Figure content listings
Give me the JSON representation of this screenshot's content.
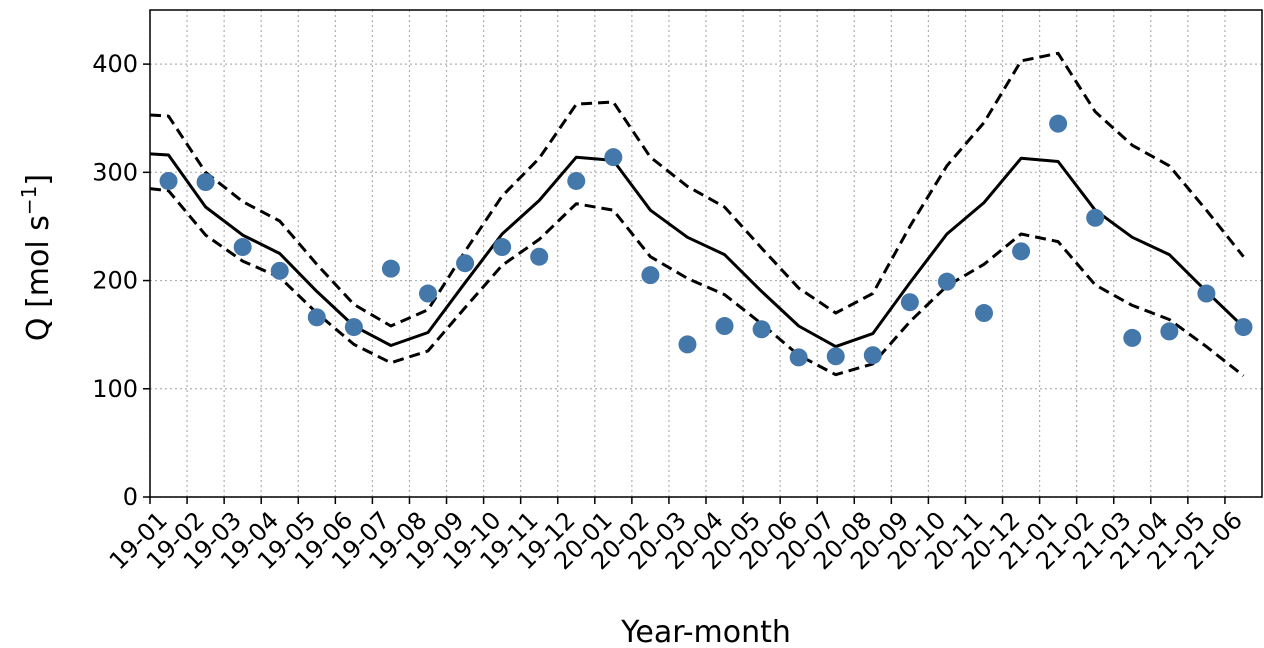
{
  "chart_data": {
    "type": "line",
    "xlabel": "Year-month",
    "ylabel": "Q [mol s",
    "ylabel_exponent": "−1",
    "ylabel_suffix": "]",
    "ylim": [
      0,
      450
    ],
    "yticks": [
      0,
      100,
      200,
      300,
      400
    ],
    "grid": true,
    "x_categories": [
      "19-01",
      "19-02",
      "19-03",
      "19-04",
      "19-05",
      "19-06",
      "19-07",
      "19-08",
      "19-09",
      "19-10",
      "19-11",
      "19-12",
      "20-01",
      "20-02",
      "20-03",
      "20-04",
      "20-05",
      "20-06",
      "20-07",
      "20-08",
      "20-09",
      "20-10",
      "20-11",
      "20-12",
      "21-01",
      "21-02",
      "21-03",
      "21-04",
      "21-05",
      "21-06"
    ],
    "series": [
      {
        "style": "solid-line",
        "color": "#000000",
        "points": [
          [
            0,
            317
          ],
          [
            0.5,
            316
          ],
          [
            1.5,
            268
          ],
          [
            2.5,
            242
          ],
          [
            3.5,
            225
          ],
          [
            4.5,
            190
          ],
          [
            5.5,
            158
          ],
          [
            6.5,
            140
          ],
          [
            7.5,
            152
          ],
          [
            8.5,
            198
          ],
          [
            9.5,
            243
          ],
          [
            10.5,
            274
          ],
          [
            11.5,
            314
          ],
          [
            12.5,
            311
          ],
          [
            13.5,
            265
          ],
          [
            14.5,
            240
          ],
          [
            15.5,
            224
          ],
          [
            16.5,
            190
          ],
          [
            17.5,
            158
          ],
          [
            18.5,
            139
          ],
          [
            19.5,
            151
          ],
          [
            20.5,
            198
          ],
          [
            21.5,
            243
          ],
          [
            22.5,
            272
          ],
          [
            23.5,
            313
          ],
          [
            24.5,
            310
          ],
          [
            25.5,
            265
          ],
          [
            26.5,
            240
          ],
          [
            27.5,
            224
          ],
          [
            28.5,
            190
          ],
          [
            29.5,
            157
          ]
        ]
      },
      {
        "style": "dashed-line",
        "color": "#000000",
        "points": [
          [
            0,
            353
          ],
          [
            0.5,
            352
          ],
          [
            1.5,
            300
          ],
          [
            2.5,
            273
          ],
          [
            3.5,
            255
          ],
          [
            4.5,
            215
          ],
          [
            5.5,
            178
          ],
          [
            6.5,
            158
          ],
          [
            7.5,
            173
          ],
          [
            8.5,
            227
          ],
          [
            9.5,
            278
          ],
          [
            10.5,
            313
          ],
          [
            11.5,
            363
          ],
          [
            12.5,
            365
          ],
          [
            13.5,
            314
          ],
          [
            14.5,
            287
          ],
          [
            15.5,
            268
          ],
          [
            16.5,
            230
          ],
          [
            17.5,
            193
          ],
          [
            18.5,
            170
          ],
          [
            19.5,
            188
          ],
          [
            20.5,
            250
          ],
          [
            21.5,
            306
          ],
          [
            22.5,
            346
          ],
          [
            23.5,
            403
          ],
          [
            24.5,
            410
          ],
          [
            25.5,
            356
          ],
          [
            26.5,
            325
          ],
          [
            27.5,
            306
          ],
          [
            28.5,
            265
          ],
          [
            29.5,
            222
          ]
        ]
      },
      {
        "style": "dashed-line",
        "color": "#000000",
        "points": [
          [
            0,
            285
          ],
          [
            0.5,
            283
          ],
          [
            1.5,
            242
          ],
          [
            2.5,
            218
          ],
          [
            3.5,
            203
          ],
          [
            4.5,
            170
          ],
          [
            5.5,
            141
          ],
          [
            6.5,
            124
          ],
          [
            7.5,
            135
          ],
          [
            8.5,
            175
          ],
          [
            9.5,
            214
          ],
          [
            10.5,
            238
          ],
          [
            11.5,
            271
          ],
          [
            12.5,
            265
          ],
          [
            13.5,
            222
          ],
          [
            14.5,
            202
          ],
          [
            15.5,
            187
          ],
          [
            16.5,
            160
          ],
          [
            17.5,
            131
          ],
          [
            18.5,
            113
          ],
          [
            19.5,
            123
          ],
          [
            20.5,
            162
          ],
          [
            21.5,
            195
          ],
          [
            22.5,
            215
          ],
          [
            23.5,
            243
          ],
          [
            24.5,
            236
          ],
          [
            25.5,
            196
          ],
          [
            26.5,
            177
          ],
          [
            27.5,
            164
          ],
          [
            28.5,
            139
          ],
          [
            29.5,
            112
          ]
        ]
      },
      {
        "style": "points",
        "color": "#4477aa",
        "points": [
          [
            0.5,
            292
          ],
          [
            1.5,
            291
          ],
          [
            2.5,
            231
          ],
          [
            3.5,
            209
          ],
          [
            4.5,
            166
          ],
          [
            5.5,
            157
          ],
          [
            6.5,
            211
          ],
          [
            7.5,
            188
          ],
          [
            8.5,
            216
          ],
          [
            9.5,
            231
          ],
          [
            10.5,
            222
          ],
          [
            11.5,
            292
          ],
          [
            12.5,
            314
          ],
          [
            13.5,
            205
          ],
          [
            14.5,
            141
          ],
          [
            15.5,
            158
          ],
          [
            16.5,
            155
          ],
          [
            17.5,
            129
          ],
          [
            18.5,
            130
          ],
          [
            19.5,
            131
          ],
          [
            20.5,
            180
          ],
          [
            21.5,
            199
          ],
          [
            22.5,
            170
          ],
          [
            23.5,
            227
          ],
          [
            24.5,
            345
          ],
          [
            25.5,
            258
          ],
          [
            26.5,
            147
          ],
          [
            27.5,
            153
          ],
          [
            28.5,
            188
          ],
          [
            29.5,
            157
          ]
        ]
      }
    ]
  }
}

GIVEN TASK -
Return the material exactly as given, apart from the pictures.

SOLUTION TO THE EXERCISE -
Give me the JSON representation of this screenshot's content.
{
  "chart_data": {
    "type": "line",
    "xlabel": "Year-month",
    "ylabel": "Q [mol s",
    "ylabel_exponent": "−1",
    "ylabel_suffix": "]",
    "ylim": [
      0,
      450
    ],
    "yticks": [
      0,
      100,
      200,
      300,
      400
    ],
    "grid": true,
    "x_categories": [
      "19-01",
      "19-02",
      "19-03",
      "19-04",
      "19-05",
      "19-06",
      "19-07",
      "19-08",
      "19-09",
      "19-10",
      "19-11",
      "19-12",
      "20-01",
      "20-02",
      "20-03",
      "20-04",
      "20-05",
      "20-06",
      "20-07",
      "20-08",
      "20-09",
      "20-10",
      "20-11",
      "20-12",
      "21-01",
      "21-02",
      "21-03",
      "21-04",
      "21-05",
      "21-06"
    ],
    "series": [
      {
        "style": "solid-line",
        "color": "#000000",
        "points": [
          [
            0,
            317
          ],
          [
            0.5,
            316
          ],
          [
            1.5,
            268
          ],
          [
            2.5,
            242
          ],
          [
            3.5,
            225
          ],
          [
            4.5,
            190
          ],
          [
            5.5,
            158
          ],
          [
            6.5,
            140
          ],
          [
            7.5,
            152
          ],
          [
            8.5,
            198
          ],
          [
            9.5,
            243
          ],
          [
            10.5,
            274
          ],
          [
            11.5,
            314
          ],
          [
            12.5,
            311
          ],
          [
            13.5,
            265
          ],
          [
            14.5,
            240
          ],
          [
            15.5,
            224
          ],
          [
            16.5,
            190
          ],
          [
            17.5,
            158
          ],
          [
            18.5,
            139
          ],
          [
            19.5,
            151
          ],
          [
            20.5,
            198
          ],
          [
            21.5,
            243
          ],
          [
            22.5,
            272
          ],
          [
            23.5,
            313
          ],
          [
            24.5,
            310
          ],
          [
            25.5,
            265
          ],
          [
            26.5,
            240
          ],
          [
            27.5,
            224
          ],
          [
            28.5,
            190
          ],
          [
            29.5,
            157
          ]
        ]
      },
      {
        "style": "dashed-line",
        "color": "#000000",
        "points": [
          [
            0,
            353
          ],
          [
            0.5,
            352
          ],
          [
            1.5,
            300
          ],
          [
            2.5,
            273
          ],
          [
            3.5,
            255
          ],
          [
            4.5,
            215
          ],
          [
            5.5,
            178
          ],
          [
            6.5,
            158
          ],
          [
            7.5,
            173
          ],
          [
            8.5,
            227
          ],
          [
            9.5,
            278
          ],
          [
            10.5,
            313
          ],
          [
            11.5,
            363
          ],
          [
            12.5,
            365
          ],
          [
            13.5,
            314
          ],
          [
            14.5,
            287
          ],
          [
            15.5,
            268
          ],
          [
            16.5,
            230
          ],
          [
            17.5,
            193
          ],
          [
            18.5,
            170
          ],
          [
            19.5,
            188
          ],
          [
            20.5,
            250
          ],
          [
            21.5,
            306
          ],
          [
            22.5,
            346
          ],
          [
            23.5,
            403
          ],
          [
            24.5,
            410
          ],
          [
            25.5,
            356
          ],
          [
            26.5,
            325
          ],
          [
            27.5,
            306
          ],
          [
            28.5,
            265
          ],
          [
            29.5,
            222
          ]
        ]
      },
      {
        "style": "dashed-line",
        "color": "#000000",
        "points": [
          [
            0,
            285
          ],
          [
            0.5,
            283
          ],
          [
            1.5,
            242
          ],
          [
            2.5,
            218
          ],
          [
            3.5,
            203
          ],
          [
            4.5,
            170
          ],
          [
            5.5,
            141
          ],
          [
            6.5,
            124
          ],
          [
            7.5,
            135
          ],
          [
            8.5,
            175
          ],
          [
            9.5,
            214
          ],
          [
            10.5,
            238
          ],
          [
            11.5,
            271
          ],
          [
            12.5,
            265
          ],
          [
            13.5,
            222
          ],
          [
            14.5,
            202
          ],
          [
            15.5,
            187
          ],
          [
            16.5,
            160
          ],
          [
            17.5,
            131
          ],
          [
            18.5,
            113
          ],
          [
            19.5,
            123
          ],
          [
            20.5,
            162
          ],
          [
            21.5,
            195
          ],
          [
            22.5,
            215
          ],
          [
            23.5,
            243
          ],
          [
            24.5,
            236
          ],
          [
            25.5,
            196
          ],
          [
            26.5,
            177
          ],
          [
            27.5,
            164
          ],
          [
            28.5,
            139
          ],
          [
            29.5,
            112
          ]
        ]
      },
      {
        "style": "points",
        "color": "#4477aa",
        "points": [
          [
            0.5,
            292
          ],
          [
            1.5,
            291
          ],
          [
            2.5,
            231
          ],
          [
            3.5,
            209
          ],
          [
            4.5,
            166
          ],
          [
            5.5,
            157
          ],
          [
            6.5,
            211
          ],
          [
            7.5,
            188
          ],
          [
            8.5,
            216
          ],
          [
            9.5,
            231
          ],
          [
            10.5,
            222
          ],
          [
            11.5,
            292
          ],
          [
            12.5,
            314
          ],
          [
            13.5,
            205
          ],
          [
            14.5,
            141
          ],
          [
            15.5,
            158
          ],
          [
            16.5,
            155
          ],
          [
            17.5,
            129
          ],
          [
            18.5,
            130
          ],
          [
            19.5,
            131
          ],
          [
            20.5,
            180
          ],
          [
            21.5,
            199
          ],
          [
            22.5,
            170
          ],
          [
            23.5,
            227
          ],
          [
            24.5,
            345
          ],
          [
            25.5,
            258
          ],
          [
            26.5,
            147
          ],
          [
            27.5,
            153
          ],
          [
            28.5,
            188
          ],
          [
            29.5,
            157
          ]
        ]
      }
    ]
  }
}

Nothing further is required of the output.